Extrait:
ASILE | Elève à Lausanne, un adolescent somalien s’est envolé hier matin vers l’Italie. Il est le premier du canton à faire les frais des Accords de Dublin, qui permettent de renvoyer des requérants vers un Etat de l’UE. Même s’ils sont mineurs et sans famille.
© VALDEMAR VERISSIMO | Dans la classe d’Etienne Corbaz, à l’Opti de Lausanne, l’ambiance est sinistre.
Sarah Bourquenoud | 14.11.2009 | 00:05
Dans la classe d’Etienne Corbaz, c’est la désolation. Jeudi matin, les élèves de l’Opti (Office de perfectionnement scolaire de transition et d’insertion) de Lausanne n’ont pas vu arriver leur camarade Abdirashid, comme tous les jours depuis la rentrée scolaire. Leur enseignant a appris par téléphone que l’élève était en route pour Zurich, où l’attendait un avion pour l’expulser de Suisse.
L’adolescent était hébergé depuis janvier à Lausanne, dans un foyer de l’EVAM (établissement vaudois d’accueil des migrants). Une maison qui accueille les requérants mineurs, arrivés en Suisse sans famille. Hier matin, il a été mis dans un avion de ligne, direction l’Italie, premier pays d’Europe où il avait posé le pied. A charge de ce pays, ensuite, de statuer sur son sort. Un processus réglementé par les Accords de Dublin, entrés en vigueur en décembre 2008. Tant que le pays de renvoi est membre de l’Union européenne, et signataire de la convention des droits de l’enfant, les accords ne prévoient pas de distinction entre les adultes et les mineurs.
«Inhumain»
A ses camarades de classe, le jeune requérant avait confié sa peur d’un retour vers l’Italie. «Les conditions pour les requérants sont épouvantables là-bas. Il craignait énormément ce renvoi, affirmant qu’il aurait moins peur de retourner en Somalie», raconte Etienne Corbaz. Car Abdirashid, qui a fui seul la Somalie en guerre en 2008, a passé des mois à errer à travers l’Italie. L’aide aux requérants y serait quasi inexistante, et beaucoup en seraient réduits à faire la queue devant les églises pour manger.
Débarqué sur le sol vaudois en janvier 2009, le jeune homme espérait un meilleur avenir en Suisse. «Il est très travailleur et motivé. On aurait pu le laisser finir cette formation, qui n’aurait pas coûté beaucoup plus cher que la procédure de renvoi», réagit Etienne Corbaz. Responsable des classes d’accueil de l’Opti, il estime «outrageant et inhumain que l’on puisse renvoyer ainsi un mineur dans un cadre légal». Depuis jeudi, il n’a eu aucune nouvelle de son élève.
Huit jeunes menacés
Du côté de l’EVAM, le directeur, Pierre Imhof, ne peut que confirmer le renvoi de l’adolescent. «C’est le premier du canton depuis les Accords de Dublin. Un autre jeune aurait dû être expulsé en juillet, mais il s’est enfui dans la nature quand la police est venue le chercher», rapporte-t-il. A l’heure actuelle, l’EVAM héberge 48 mineurs qui sont arrivés seuls en Suisse. Une procédure de renvoi est engagée contre 8 d’entre deux. «Lors de l’arrivée d’un mineur, le canton l’annonce à Berne, à l’Office de Dublin, qui transmet l’information au pays de provenance. Ce dernier a deux mois pour répondre. La Suisse doit ensuite organiser le retour dans un délai de six mois», explique Pierre Imhof.

Consigne A:
Redonne tel quel le passage de l'article sur le renvoi du jeune Somalien, de « A ses camarades » jusqu'à « églises pour manger. ».

Support de travail:
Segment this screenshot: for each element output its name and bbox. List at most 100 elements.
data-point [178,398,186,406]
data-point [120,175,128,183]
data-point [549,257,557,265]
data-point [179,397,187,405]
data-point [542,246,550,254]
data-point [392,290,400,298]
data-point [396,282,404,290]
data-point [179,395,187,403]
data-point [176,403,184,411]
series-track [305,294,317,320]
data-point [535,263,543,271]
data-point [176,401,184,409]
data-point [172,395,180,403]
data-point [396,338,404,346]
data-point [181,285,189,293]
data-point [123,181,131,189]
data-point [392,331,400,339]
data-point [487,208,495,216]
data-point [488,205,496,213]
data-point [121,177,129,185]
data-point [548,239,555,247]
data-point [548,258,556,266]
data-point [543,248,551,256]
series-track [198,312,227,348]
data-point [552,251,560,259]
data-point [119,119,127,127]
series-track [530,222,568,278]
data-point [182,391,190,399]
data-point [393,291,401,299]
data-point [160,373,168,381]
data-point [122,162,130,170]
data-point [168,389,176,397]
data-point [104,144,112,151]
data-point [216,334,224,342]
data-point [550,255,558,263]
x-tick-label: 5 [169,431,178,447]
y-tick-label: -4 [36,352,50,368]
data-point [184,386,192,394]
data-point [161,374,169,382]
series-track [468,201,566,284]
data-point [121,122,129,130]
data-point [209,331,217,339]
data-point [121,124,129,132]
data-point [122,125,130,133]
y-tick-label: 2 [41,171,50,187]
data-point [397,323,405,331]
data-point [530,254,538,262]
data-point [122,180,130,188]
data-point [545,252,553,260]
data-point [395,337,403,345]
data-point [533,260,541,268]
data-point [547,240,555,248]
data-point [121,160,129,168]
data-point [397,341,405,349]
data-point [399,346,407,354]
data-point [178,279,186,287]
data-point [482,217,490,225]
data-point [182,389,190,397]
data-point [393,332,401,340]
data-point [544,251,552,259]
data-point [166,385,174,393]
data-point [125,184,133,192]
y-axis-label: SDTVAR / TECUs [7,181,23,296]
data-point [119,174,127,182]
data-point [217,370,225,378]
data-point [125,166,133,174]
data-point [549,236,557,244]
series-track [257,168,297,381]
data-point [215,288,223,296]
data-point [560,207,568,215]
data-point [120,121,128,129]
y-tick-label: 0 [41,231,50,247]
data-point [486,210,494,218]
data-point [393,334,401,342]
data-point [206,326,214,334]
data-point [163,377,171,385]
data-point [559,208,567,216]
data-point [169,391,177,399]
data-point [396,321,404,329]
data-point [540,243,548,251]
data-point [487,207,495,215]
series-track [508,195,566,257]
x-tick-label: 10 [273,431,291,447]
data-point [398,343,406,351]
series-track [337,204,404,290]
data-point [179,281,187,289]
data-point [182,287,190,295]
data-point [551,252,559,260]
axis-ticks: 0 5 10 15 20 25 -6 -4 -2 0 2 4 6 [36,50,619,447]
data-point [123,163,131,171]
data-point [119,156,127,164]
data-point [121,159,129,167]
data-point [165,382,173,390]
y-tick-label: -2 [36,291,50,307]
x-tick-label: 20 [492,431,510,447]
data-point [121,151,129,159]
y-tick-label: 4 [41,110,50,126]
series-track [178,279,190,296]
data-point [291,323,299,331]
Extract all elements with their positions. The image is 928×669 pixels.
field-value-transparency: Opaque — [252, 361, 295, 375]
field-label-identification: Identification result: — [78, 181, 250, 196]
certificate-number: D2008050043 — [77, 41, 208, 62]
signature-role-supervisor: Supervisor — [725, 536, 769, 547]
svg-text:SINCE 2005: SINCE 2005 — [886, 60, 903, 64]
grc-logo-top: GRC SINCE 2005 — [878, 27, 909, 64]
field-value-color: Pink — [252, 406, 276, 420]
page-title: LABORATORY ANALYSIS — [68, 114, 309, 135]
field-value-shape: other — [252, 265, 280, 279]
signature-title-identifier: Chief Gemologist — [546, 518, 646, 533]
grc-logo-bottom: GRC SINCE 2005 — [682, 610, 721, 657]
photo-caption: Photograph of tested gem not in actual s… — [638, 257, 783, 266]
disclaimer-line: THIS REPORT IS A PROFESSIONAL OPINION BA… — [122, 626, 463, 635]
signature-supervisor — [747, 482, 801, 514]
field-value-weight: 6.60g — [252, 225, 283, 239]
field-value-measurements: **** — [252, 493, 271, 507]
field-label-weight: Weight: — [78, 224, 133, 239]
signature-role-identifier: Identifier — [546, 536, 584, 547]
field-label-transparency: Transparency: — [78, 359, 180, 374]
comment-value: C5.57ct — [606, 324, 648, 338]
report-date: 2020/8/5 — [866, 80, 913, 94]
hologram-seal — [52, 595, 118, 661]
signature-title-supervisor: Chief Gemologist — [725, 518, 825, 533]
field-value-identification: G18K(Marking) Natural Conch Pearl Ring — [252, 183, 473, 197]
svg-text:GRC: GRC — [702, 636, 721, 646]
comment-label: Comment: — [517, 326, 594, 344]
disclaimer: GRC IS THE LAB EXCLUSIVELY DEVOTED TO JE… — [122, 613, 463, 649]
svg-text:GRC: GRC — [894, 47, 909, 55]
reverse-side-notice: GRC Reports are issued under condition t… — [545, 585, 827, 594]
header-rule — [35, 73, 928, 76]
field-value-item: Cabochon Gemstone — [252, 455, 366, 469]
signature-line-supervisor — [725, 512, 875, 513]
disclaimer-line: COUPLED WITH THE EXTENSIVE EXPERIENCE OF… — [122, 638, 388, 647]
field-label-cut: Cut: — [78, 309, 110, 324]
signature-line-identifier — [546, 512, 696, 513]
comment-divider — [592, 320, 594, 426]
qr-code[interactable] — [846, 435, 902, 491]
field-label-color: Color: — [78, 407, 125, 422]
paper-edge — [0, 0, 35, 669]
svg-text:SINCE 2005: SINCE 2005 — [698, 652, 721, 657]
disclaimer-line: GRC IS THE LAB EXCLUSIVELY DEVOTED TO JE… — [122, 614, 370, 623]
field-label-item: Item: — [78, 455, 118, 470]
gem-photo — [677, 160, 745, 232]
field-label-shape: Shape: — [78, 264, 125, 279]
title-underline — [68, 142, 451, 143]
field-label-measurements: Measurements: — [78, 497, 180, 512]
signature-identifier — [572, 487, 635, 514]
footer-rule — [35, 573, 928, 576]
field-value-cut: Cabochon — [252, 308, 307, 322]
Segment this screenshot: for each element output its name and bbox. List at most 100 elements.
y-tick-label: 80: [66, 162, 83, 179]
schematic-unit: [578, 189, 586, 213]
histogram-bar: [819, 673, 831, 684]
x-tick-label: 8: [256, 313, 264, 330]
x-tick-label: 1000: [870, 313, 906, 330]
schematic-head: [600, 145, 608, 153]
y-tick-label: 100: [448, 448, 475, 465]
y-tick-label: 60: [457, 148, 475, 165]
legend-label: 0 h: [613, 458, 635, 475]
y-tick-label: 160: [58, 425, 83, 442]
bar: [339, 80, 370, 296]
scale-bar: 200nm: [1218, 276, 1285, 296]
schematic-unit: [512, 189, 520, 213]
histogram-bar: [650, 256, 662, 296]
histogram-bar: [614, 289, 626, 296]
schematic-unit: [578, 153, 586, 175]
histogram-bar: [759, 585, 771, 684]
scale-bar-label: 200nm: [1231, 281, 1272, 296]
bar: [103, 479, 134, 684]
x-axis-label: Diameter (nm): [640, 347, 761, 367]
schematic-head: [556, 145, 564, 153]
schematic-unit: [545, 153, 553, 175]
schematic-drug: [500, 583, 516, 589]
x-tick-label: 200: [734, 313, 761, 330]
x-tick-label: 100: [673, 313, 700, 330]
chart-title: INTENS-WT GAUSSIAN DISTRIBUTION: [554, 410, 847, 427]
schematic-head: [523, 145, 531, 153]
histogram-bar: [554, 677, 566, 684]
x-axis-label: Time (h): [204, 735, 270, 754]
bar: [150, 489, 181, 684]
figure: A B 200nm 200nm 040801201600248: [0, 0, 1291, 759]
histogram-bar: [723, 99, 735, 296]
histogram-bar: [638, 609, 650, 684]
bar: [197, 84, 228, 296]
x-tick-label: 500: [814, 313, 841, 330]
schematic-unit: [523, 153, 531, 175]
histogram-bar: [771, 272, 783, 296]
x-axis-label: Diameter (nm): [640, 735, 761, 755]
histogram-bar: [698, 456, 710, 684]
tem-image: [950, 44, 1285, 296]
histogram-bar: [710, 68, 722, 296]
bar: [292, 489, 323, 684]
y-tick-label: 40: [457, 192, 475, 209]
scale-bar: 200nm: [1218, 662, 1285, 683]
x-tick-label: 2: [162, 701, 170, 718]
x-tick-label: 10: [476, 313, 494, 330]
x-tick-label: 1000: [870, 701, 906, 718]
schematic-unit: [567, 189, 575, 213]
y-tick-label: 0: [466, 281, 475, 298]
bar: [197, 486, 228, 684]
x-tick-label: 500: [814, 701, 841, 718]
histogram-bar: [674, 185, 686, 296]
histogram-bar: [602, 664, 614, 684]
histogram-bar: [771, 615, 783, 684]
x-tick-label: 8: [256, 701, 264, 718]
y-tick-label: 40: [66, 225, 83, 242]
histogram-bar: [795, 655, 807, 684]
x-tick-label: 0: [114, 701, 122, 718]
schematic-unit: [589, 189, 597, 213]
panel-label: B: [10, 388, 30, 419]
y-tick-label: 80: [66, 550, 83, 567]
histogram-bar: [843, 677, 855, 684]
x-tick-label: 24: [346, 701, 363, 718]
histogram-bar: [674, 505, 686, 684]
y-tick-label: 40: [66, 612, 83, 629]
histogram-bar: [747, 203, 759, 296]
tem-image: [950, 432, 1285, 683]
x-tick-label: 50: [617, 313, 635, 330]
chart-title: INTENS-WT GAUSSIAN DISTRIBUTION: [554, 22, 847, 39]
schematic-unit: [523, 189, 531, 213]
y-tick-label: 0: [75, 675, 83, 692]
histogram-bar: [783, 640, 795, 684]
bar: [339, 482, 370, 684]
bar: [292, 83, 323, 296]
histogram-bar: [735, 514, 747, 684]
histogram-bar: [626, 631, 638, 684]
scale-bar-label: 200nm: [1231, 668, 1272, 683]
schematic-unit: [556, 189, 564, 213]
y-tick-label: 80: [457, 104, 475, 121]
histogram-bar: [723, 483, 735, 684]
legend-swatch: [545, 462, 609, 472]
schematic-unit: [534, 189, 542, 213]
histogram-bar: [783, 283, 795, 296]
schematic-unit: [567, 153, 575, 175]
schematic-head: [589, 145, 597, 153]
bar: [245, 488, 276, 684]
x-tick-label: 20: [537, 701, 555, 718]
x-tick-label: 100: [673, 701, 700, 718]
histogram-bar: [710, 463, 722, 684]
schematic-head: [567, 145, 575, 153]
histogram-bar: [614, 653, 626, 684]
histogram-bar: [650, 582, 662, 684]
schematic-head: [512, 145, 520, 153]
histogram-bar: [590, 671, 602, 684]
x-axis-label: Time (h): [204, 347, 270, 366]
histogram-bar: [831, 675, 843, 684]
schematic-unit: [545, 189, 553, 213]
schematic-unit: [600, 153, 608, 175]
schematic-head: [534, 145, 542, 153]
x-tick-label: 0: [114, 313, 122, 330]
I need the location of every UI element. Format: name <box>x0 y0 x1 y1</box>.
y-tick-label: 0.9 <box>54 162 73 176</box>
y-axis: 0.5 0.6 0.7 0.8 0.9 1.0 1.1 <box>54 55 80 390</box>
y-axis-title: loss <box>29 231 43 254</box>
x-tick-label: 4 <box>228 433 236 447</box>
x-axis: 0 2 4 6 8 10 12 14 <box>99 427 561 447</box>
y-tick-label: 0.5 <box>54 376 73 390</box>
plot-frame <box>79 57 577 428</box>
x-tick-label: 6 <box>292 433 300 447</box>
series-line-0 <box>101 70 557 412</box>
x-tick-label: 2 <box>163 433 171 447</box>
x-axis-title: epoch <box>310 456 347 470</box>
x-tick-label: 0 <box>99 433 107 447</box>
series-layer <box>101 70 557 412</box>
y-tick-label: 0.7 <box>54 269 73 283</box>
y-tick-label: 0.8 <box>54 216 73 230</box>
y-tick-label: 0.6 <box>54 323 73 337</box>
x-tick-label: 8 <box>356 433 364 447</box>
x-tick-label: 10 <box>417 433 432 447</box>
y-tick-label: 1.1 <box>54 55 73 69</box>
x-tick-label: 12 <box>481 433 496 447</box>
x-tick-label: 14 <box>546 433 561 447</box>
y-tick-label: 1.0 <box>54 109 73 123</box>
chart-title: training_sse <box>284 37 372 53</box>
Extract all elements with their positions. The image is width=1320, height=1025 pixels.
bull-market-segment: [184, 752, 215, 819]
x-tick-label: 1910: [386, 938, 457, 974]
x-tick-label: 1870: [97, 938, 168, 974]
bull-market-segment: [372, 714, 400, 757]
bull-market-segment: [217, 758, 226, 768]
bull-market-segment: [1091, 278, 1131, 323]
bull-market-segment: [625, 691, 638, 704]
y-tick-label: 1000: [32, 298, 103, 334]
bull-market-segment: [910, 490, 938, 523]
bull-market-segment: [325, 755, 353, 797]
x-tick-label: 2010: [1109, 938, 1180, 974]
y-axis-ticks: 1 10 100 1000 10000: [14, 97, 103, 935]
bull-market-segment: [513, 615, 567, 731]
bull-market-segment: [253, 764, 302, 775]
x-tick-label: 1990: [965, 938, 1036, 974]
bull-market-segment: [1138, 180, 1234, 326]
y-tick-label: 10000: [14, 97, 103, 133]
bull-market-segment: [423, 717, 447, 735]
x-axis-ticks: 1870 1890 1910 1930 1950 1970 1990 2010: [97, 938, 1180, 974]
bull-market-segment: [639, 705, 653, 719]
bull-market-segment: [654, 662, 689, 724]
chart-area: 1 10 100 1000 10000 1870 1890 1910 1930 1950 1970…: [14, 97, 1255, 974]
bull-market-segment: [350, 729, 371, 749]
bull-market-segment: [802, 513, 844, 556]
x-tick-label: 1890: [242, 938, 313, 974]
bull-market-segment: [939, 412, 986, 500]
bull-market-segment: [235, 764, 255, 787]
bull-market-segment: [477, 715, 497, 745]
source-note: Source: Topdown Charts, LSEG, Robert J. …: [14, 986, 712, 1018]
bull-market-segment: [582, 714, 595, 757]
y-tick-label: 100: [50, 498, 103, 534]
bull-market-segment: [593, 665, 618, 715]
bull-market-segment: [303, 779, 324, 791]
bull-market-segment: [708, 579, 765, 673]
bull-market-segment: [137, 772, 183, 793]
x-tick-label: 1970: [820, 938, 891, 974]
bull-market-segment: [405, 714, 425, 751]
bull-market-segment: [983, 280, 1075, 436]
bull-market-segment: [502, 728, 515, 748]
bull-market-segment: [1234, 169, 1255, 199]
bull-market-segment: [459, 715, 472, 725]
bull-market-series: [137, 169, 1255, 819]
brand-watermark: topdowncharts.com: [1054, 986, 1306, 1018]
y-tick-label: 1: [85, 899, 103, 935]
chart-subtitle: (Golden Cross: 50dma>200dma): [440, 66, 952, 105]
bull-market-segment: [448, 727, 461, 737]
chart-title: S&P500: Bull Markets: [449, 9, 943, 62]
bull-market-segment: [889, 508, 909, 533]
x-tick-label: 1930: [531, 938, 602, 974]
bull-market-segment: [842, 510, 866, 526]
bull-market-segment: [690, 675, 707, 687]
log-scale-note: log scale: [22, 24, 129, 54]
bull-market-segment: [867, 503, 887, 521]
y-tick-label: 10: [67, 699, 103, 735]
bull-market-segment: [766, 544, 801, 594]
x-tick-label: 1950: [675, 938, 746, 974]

Consigne B:
Mets à jour les enregistrements, du tout début jusqu'à la ligne qui contient « data-point [542,246,550,254] » incluse. Remplace « data-point » par « data-marker », ne change rien d'autre et redonne seulement ces lignes.

Réponse attendue A:
A ses camarades de classe, le jeune requérant avait confié sa peur d’un retour vers l’Italie. «Les conditions pour les requérants sont épouvantables là-bas. Il craignait énormément ce renvoi, affirmant qu’il aurait moins peur de retourner en Somalie», raconte Etienne Corbaz. Car Abdirashid, qui a fui seul la Somalie en guerre en 2008, a passé des mois à errer à travers l’Italie. L’aide aux requérants y serait quasi inexistante, et beaucoup en seraient réduits à faire la queue devant les églises pour manger.

Réponse attendue B:
Segment this screenshot: for each element output its name and bbox. List at most 100 elements.
data-marker [178,398,186,406]
data-marker [120,175,128,183]
data-marker [549,257,557,265]
data-marker [179,397,187,405]
data-marker [542,246,550,254]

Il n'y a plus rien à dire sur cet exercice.